▶ [EXERCISE DETAILS]
In the text on the cruise missile attacks against Moskva and Sheffield, where does Dr. Steven Wills serve as a navalist?

Sheffield could not see the missile that fatally damaged her until it was too late to respond and Moskva may have suffered a similar fate. Advanced cruise missiles are now part of many nations’ weapon arsenals and continue to improve in terms of speed, maneuverability, range, and effectiveness. The lessons from both the Moskva and Sheffield cruise missile attacks are not new revelations for naval warfare, but rather the timeless reminder that those who do not prepare their ships and crews to face the most prevalent threats may suffer a tragic fate.
Dr. Steven Wills is a navalist for the Center for Maritime Strategy at the Navy League of the United States. He is an expert in U.S. Navy strategy and policy and U.S. Navy surface warfare programs and platforms. His research interests include the history of U.S. Navy strategy development over the Cold War and immediate, post-Cold War era, and the history of the post-World War II U.S. Navy surface fleet.
Featured Image: The Russian cruiser Moskva following an April 13, 2022 strike from Ukrainian missiles. (OSINT Technical via Twitter)
Agree with all of this. But there are also broader and deeper issues. The best defense in the littoral is to not go there. Thus you need very long range offense, and that is much cheaper to acquire with missiles than aircraft. If you have to venture into a threatened littoral, it is best to do so with vessels that are easier to hide and/or more numerous such that when losses do occur the overall force degrades dradually rather than catastrophically. An offensive missile posture involves less training and maintenance costs than does aviation. I am not saying the Navy does not need carrier aviation, just that duking it out against numerous missile forces in the littoral constitutes misuse of the ship type. There are strategic risk issues connected to command of the sea that are ameliorated via making the fleet’s offense missile- centric. Wayne Hughes taught us about the math of missile salvoes and the implications thereof. The Navy has yet to embrace that lesson.
Thanks Barney!
What about the examples of ships defending themselves from cruise missile attacks in the littorals?
I can think of at least two, 1991 Persian gulf where a near sister of Sheffield defended a US Battleship and a couple of years ago where a US Burke class DDG intercepted / decoyed several cruise missiles shot at her.
The real issue as the author discussed is the readiness and preparedness of the ship and crew.
With a 513Kg warhead, that SY-2 MIGHT have caused some significant damage to the Missouri, but it is worth noting the Pearl Harbor experience. For example, two hits by bombs converted from 14″ AP shells failed to penetrate the top armor of Tennessee, which was barely over half of what an Iowa carried. Maryland had two penetrate, but outside the armor belt and the hull was patched for her to sail to Puget Sound within a week. Pennsylvania had a Mk X torpedo from USS Downes launched as a missile at her by an explosion, and the damage in front of the armor belt was patched within 5 days and fully repaired within two months. Six bombs hit Nevada, with the significant damage coming from hits outside the armor belt and a torpedo below it. California settled from flooding from two torpedo hits, but DID take one significant hit from a bomb converted from an AP shell that penetrated the deck armor, half as thick as an Iowa. West Virginia took a significant bomb hit to the unarmored superstructure, but was sank by multiple torpedo hits. Oklahoma’s fatal damage was from torpedoes. Arizona, of course, DID take a catastrophic penetration of the 5″ armored deck, although four other hits did only minor damage. Those do offer some reason to believe that a ship with 6″ armored decks would have stood a reasonable chance of surviving or shaking off a pop-up ASM.

▶ [DATA ROWS]

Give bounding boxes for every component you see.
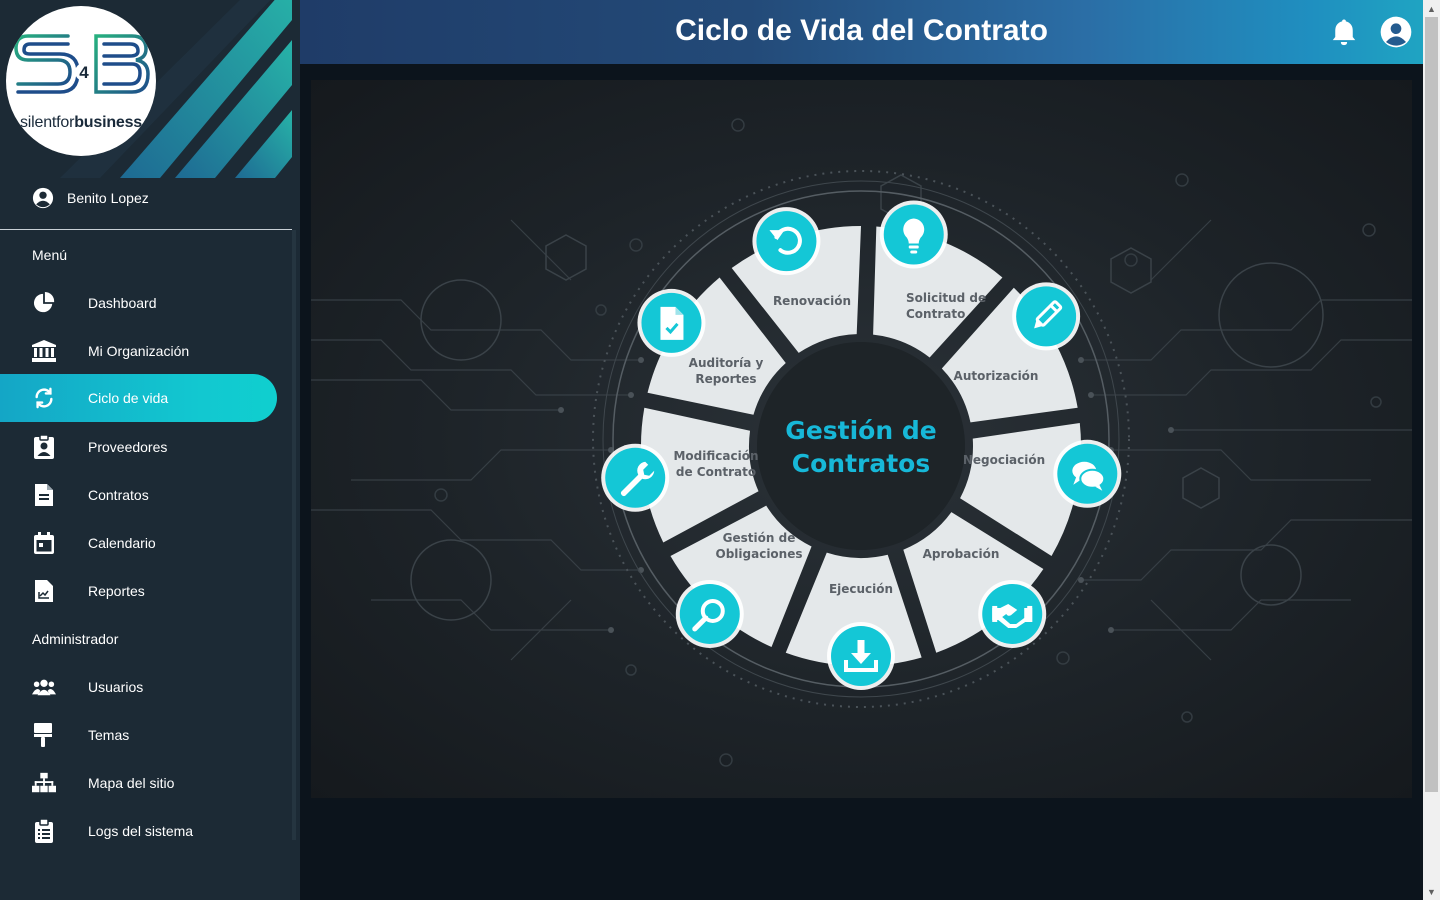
center-title-line2: Contratos <box>792 449 930 478</box>
s4b-logo-icon: 4 <box>14 34 150 94</box>
center-title-line1: Gestión de <box>785 416 936 445</box>
brand-logo[interactable]: 4 silentforbusiness <box>6 6 156 156</box>
sidebar-item-label: Calendario <box>88 535 156 551</box>
lifecycle-wheel: Gestión de Contratos Solicitud de Contrat… <box>601 200 1122 690</box>
sidebar-item-temas[interactable]: Temas <box>0 711 277 759</box>
user-profile[interactable]: Benito Lopez <box>32 185 149 211</box>
sidebar-item-proveedores[interactable]: Proveedores <box>0 423 277 471</box>
file-check-icon[interactable] <box>637 288 706 357</box>
sidebar-item-usuarios[interactable]: Usuarios <box>0 663 277 711</box>
lightbulb-icon[interactable] <box>879 200 948 269</box>
sidebar-item-label: Usuarios <box>88 679 144 695</box>
pencil-icon[interactable] <box>1012 282 1081 351</box>
download-icon[interactable] <box>827 622 895 690</box>
scroll-thumb[interactable] <box>1425 17 1438 792</box>
sidebar-item-mi-organizacion[interactable]: Mi Organización <box>0 327 277 375</box>
sidebar-item-label: Mapa del sitio <box>88 775 175 791</box>
pie-chart-icon <box>32 291 56 315</box>
magnifier-icon[interactable] <box>675 579 744 648</box>
scroll-up-icon[interactable]: ▲ <box>1423 0 1440 17</box>
sidebar-item-logs-del-sistema[interactable]: Logs del sistema <box>0 807 277 855</box>
sidebar-item-dashboard[interactable]: Dashboard <box>0 279 277 327</box>
stage-label-negociacion: Negociación <box>963 453 1045 467</box>
wordmark-part: business <box>74 114 142 131</box>
user-name: Benito Lopez <box>67 190 149 206</box>
wordmark-part: silent <box>20 114 57 131</box>
sidebar-item-label: Dashboard <box>88 295 157 311</box>
calendar-icon <box>32 531 56 555</box>
sidebar-item-mapa-del-sitio[interactable]: Mapa del sitio <box>0 759 277 807</box>
menu-section-label: Menú <box>32 247 68 263</box>
sidebar-item-label: Reportes <box>88 583 145 599</box>
sidebar-item-calendario[interactable]: Calendario <box>0 519 277 567</box>
sync-icon <box>32 386 56 410</box>
top-header: Ciclo de Vida del Contrato <box>300 0 1423 64</box>
sitemap-icon <box>32 771 56 795</box>
page-scrollbar[interactable]: ▲ ▼ <box>1423 0 1440 900</box>
svg-text:4: 4 <box>79 63 89 82</box>
sidebar-item-label: Logs del sistema <box>88 823 194 839</box>
sidebar-item-label: Proveedores <box>88 439 168 455</box>
document-icon <box>32 483 56 507</box>
scroll-down-icon[interactable]: ▼ <box>1423 883 1440 900</box>
chat-bubbles-icon[interactable] <box>1053 439 1122 508</box>
sidebar-item-reportes[interactable]: Reportes <box>0 567 277 615</box>
undo-icon[interactable] <box>752 207 821 276</box>
wordmark-part: for <box>56 114 75 131</box>
sidebar-item-label: Mi Organización <box>88 343 190 359</box>
sidebar-item-contratos[interactable]: Contratos <box>0 471 277 519</box>
brand-wordmark: silentforbusiness <box>6 114 156 132</box>
sidebar-divider <box>0 229 292 230</box>
sidebar-item-ciclo-de-vida[interactable]: Ciclo de vida <box>0 374 277 422</box>
sidebar-scrollbar[interactable] <box>292 230 296 840</box>
institution-icon <box>32 339 56 363</box>
admin-section-label: Administrador <box>32 631 119 647</box>
users-icon <box>32 675 56 699</box>
report-icon <box>32 579 56 603</box>
clipboard-list-icon <box>32 819 56 843</box>
stage-label-autorizacion: Autorización <box>954 369 1039 383</box>
id-badge-icon <box>32 435 56 459</box>
sidebar-item-label: Temas <box>88 727 130 743</box>
brand-area: 4 silentforbusiness <box>0 0 292 178</box>
bell-icon[interactable] <box>1329 17 1359 47</box>
handshake-icon[interactable] <box>978 579 1047 648</box>
wheel-center <box>757 342 965 550</box>
wrench-icon[interactable] <box>601 443 670 512</box>
stage-label-aprobacion: Aprobación <box>923 547 1000 561</box>
sidebar: 4 silentforbusiness Benito Lopez Menú Da… <box>0 0 300 900</box>
sidebar-item-label: Contratos <box>88 487 149 503</box>
sidebar-item-label: Ciclo de vida <box>88 390 169 406</box>
account-icon[interactable] <box>1380 16 1412 48</box>
user-circle-icon <box>32 187 54 209</box>
lifecycle-panel: Gestión de Contratos Solicitud de Contrat… <box>311 80 1412 798</box>
page-title: Ciclo de Vida del Contrato <box>675 14 1048 47</box>
stage-label-renovacion: Renovación <box>773 294 851 308</box>
stage-label-ejecucion: Ejecución <box>829 582 893 596</box>
main-content: Gestión de Contratos Solicitud de Contrat… <box>300 64 1423 900</box>
paint-roller-icon <box>32 723 56 747</box>
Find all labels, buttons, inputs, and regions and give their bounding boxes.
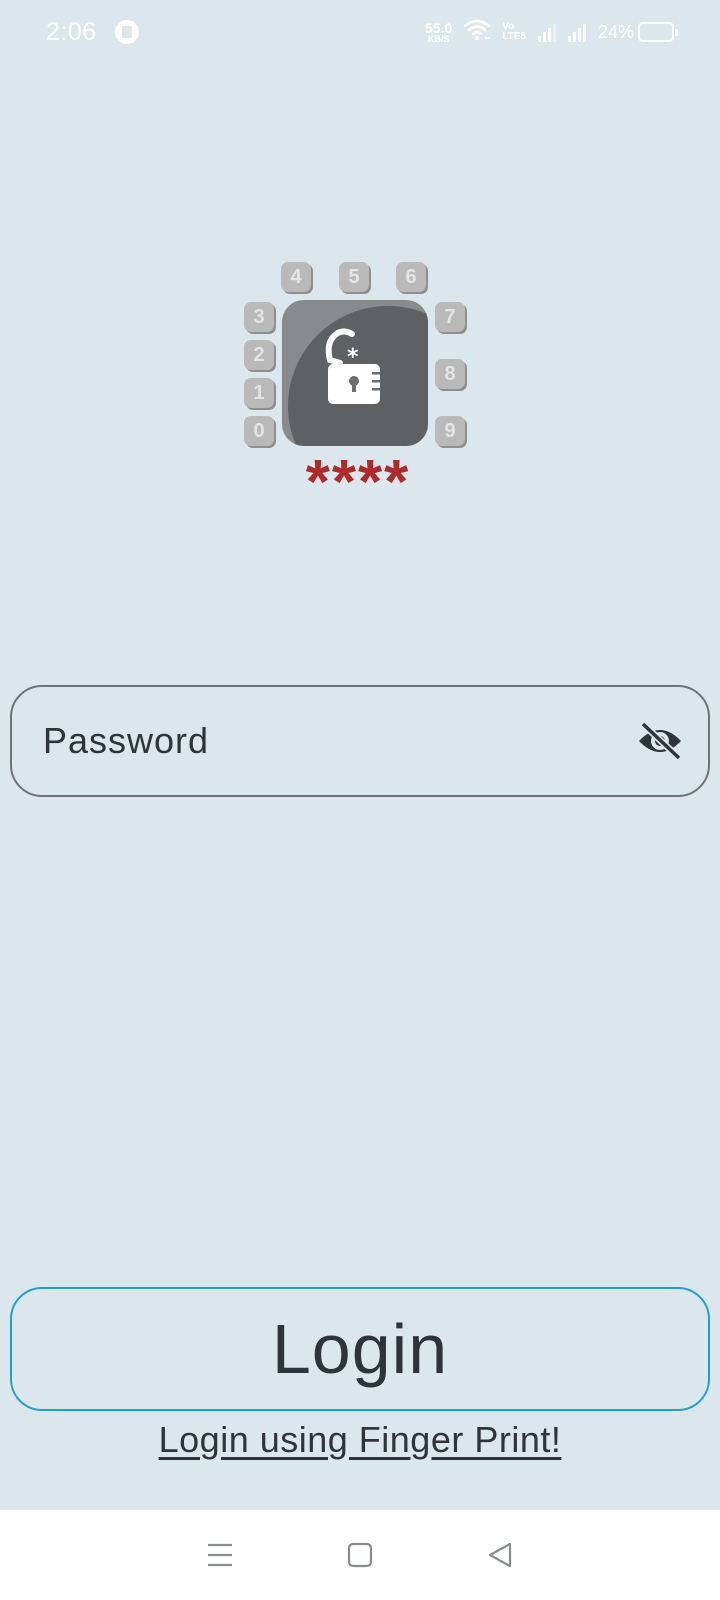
login-button[interactable]: Login — [10, 1287, 710, 1411]
key-2: 2 — [244, 340, 274, 370]
lock-tile: * — [282, 300, 428, 446]
key-1: 1 — [244, 378, 274, 408]
volte-bottom: LTE8 — [502, 31, 526, 42]
key-7: 7 — [435, 302, 465, 332]
password-stars: **** — [305, 448, 411, 517]
key-9: 9 — [435, 416, 465, 446]
signal-sim2-icon — [567, 22, 586, 42]
wifi-icon — [463, 19, 491, 46]
password-field[interactable] — [10, 685, 710, 797]
visibility-off-icon[interactable] — [636, 717, 684, 765]
navigation-bar — [0, 1510, 720, 1600]
battery-icon — [638, 22, 678, 42]
network-speed: 55.0 KB/S — [425, 21, 452, 44]
status-left: 2:06 — [46, 18, 139, 47]
password-input[interactable] — [43, 720, 636, 762]
key-0: 0 — [244, 416, 274, 446]
network-speed-unit: KB/S — [427, 33, 450, 44]
home-square-icon[interactable] — [336, 1531, 384, 1579]
battery-percent: 24% — [597, 21, 634, 42]
status-right: 55.0 KB/S Vo LTE8 24% — [425, 19, 678, 46]
key-3: 3 — [244, 302, 274, 332]
network-speed-value: 55.0 — [425, 19, 453, 36]
signal-sim1-icon — [537, 22, 556, 42]
menu-icon[interactable] — [196, 1531, 244, 1579]
key-5: 5 — [339, 262, 369, 292]
fingerprint-login-link[interactable]: Login using Finger Print! — [0, 1419, 720, 1461]
unlocked-padlock-icon: * — [325, 328, 380, 404]
battery-indicator: 24% — [597, 21, 678, 43]
app-logo: 4 5 6 3 2 1 0 7 8 9 * **** — [244, 262, 474, 514]
status-bar: 2:06 55.0 KB/S Vo LTE8 24% — [0, 0, 720, 64]
svg-text:*: * — [347, 345, 359, 370]
back-triangle-icon[interactable] — [476, 1531, 524, 1579]
volte-indicator: Vo LTE8 — [502, 22, 526, 42]
status-time: 2:06 — [46, 17, 97, 46]
app-notification-icon — [114, 20, 139, 44]
key-6: 6 — [396, 262, 426, 292]
key-8: 8 — [435, 359, 465, 389]
key-4: 4 — [281, 262, 311, 292]
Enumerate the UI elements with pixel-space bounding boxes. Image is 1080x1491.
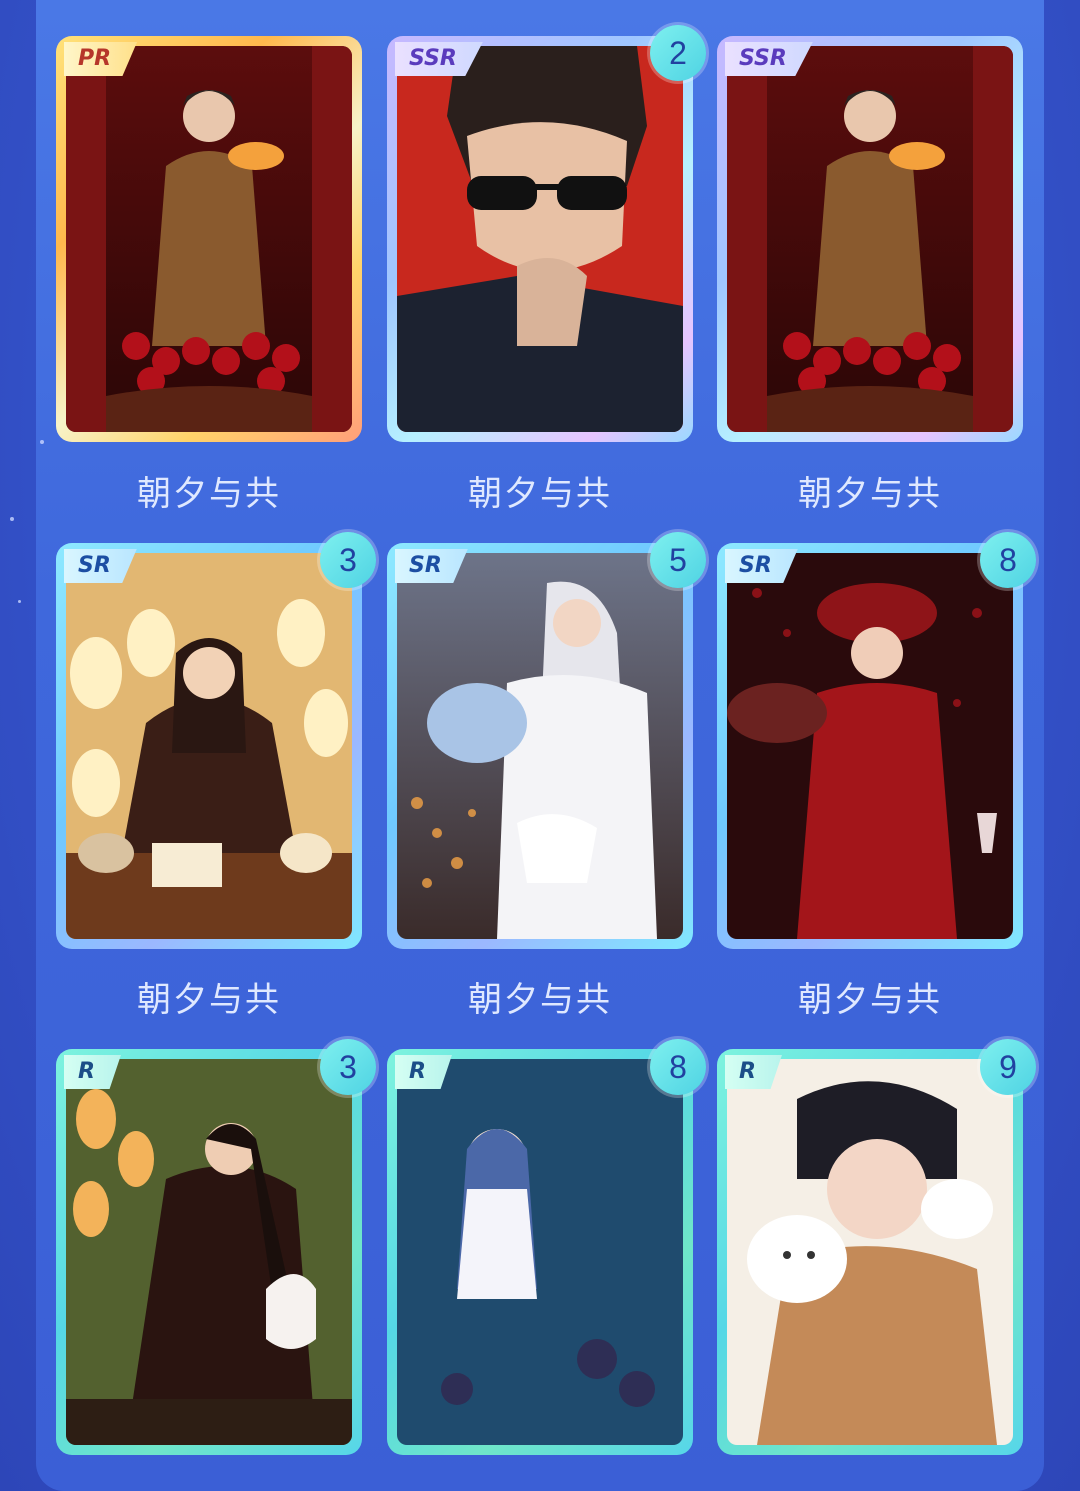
card-title: 朝夕与共 [137, 980, 281, 1020]
card-9[interactable]: R [717, 1049, 1023, 1455]
card-7-count-badge: 3 [320, 1039, 376, 1095]
card-art-smiling-cats [727, 1059, 1013, 1445]
card-1[interactable]: PR [56, 36, 362, 442]
card-title: 朝夕与共 [137, 474, 281, 514]
card-title: 朝夕与共 [798, 474, 942, 514]
card-7[interactable]: R [56, 1049, 362, 1455]
card-8-count-badge: 8 [650, 1039, 706, 1095]
card-art-sunglasses [397, 46, 683, 432]
card-art-violinist [727, 46, 1013, 432]
card-art-calligrapher [66, 553, 352, 939]
card-title: 朝夕与共 [468, 980, 612, 1020]
card-6-count-badge: 8 [980, 532, 1036, 588]
background-star [18, 600, 21, 603]
card-title: 朝夕与共 [798, 980, 942, 1020]
card-6[interactable]: SR [717, 543, 1023, 949]
card-3[interactable]: SSR [717, 36, 1023, 442]
card-art-moon-chibi [397, 1059, 683, 1445]
background-star [40, 440, 44, 444]
card-2[interactable]: SSR [387, 36, 693, 442]
card-art-violinist [66, 46, 352, 432]
card-9-count-badge: 9 [980, 1039, 1036, 1095]
card-art-red-hat [727, 553, 1013, 939]
card-4-count-badge: 3 [320, 532, 376, 588]
card-8[interactable]: R [387, 1049, 693, 1455]
card-art-rabbit-mask [66, 1059, 352, 1445]
card-5[interactable]: SR [387, 543, 693, 949]
card-4[interactable]: SR [56, 543, 362, 949]
card-title: 朝夕与共 [468, 474, 612, 514]
card-5-count-badge: 5 [650, 532, 706, 588]
card-art-white-suit [397, 553, 683, 939]
background-star [10, 517, 14, 521]
card-2-count-badge: 2 [650, 25, 706, 81]
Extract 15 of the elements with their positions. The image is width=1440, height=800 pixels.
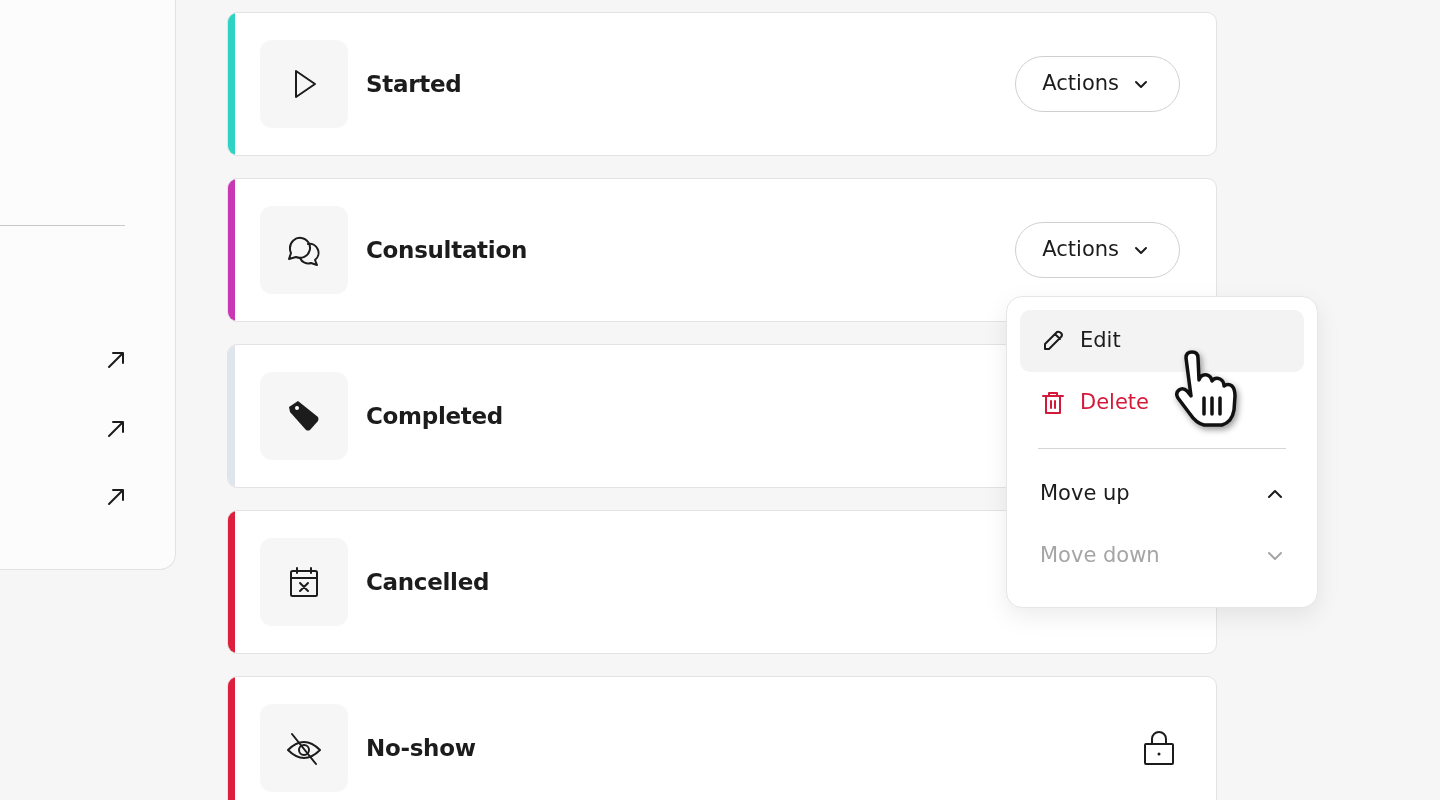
arrow-up-right-icon[interactable]	[107, 488, 125, 507]
status-name: Started	[366, 69, 462, 99]
arrow-up-right-icon[interactable]	[107, 351, 125, 370]
menu-item[interactable]: Edit	[1020, 310, 1304, 372]
actions-dropdown-button[interactable]: Actions	[1015, 56, 1180, 112]
menu-item[interactable]: Delete	[1020, 372, 1304, 434]
arrow-up-right-icon[interactable]	[107, 419, 125, 438]
status-name: Cancelled	[366, 567, 490, 597]
actions-dropdown-button[interactable]: Actions	[1015, 222, 1180, 278]
menu-item[interactable]: Move up	[1020, 463, 1304, 525]
status-name: Consultation	[366, 235, 527, 265]
status-name: No-show	[366, 733, 476, 763]
status-name: Completed	[366, 401, 503, 431]
lock-icon	[1142, 731, 1176, 765]
trash-icon	[1040, 390, 1066, 416]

▶ [SOLUTION TO THIS PROBLEM]
At the Center for Maritime Strategy at the Navy League of the United States.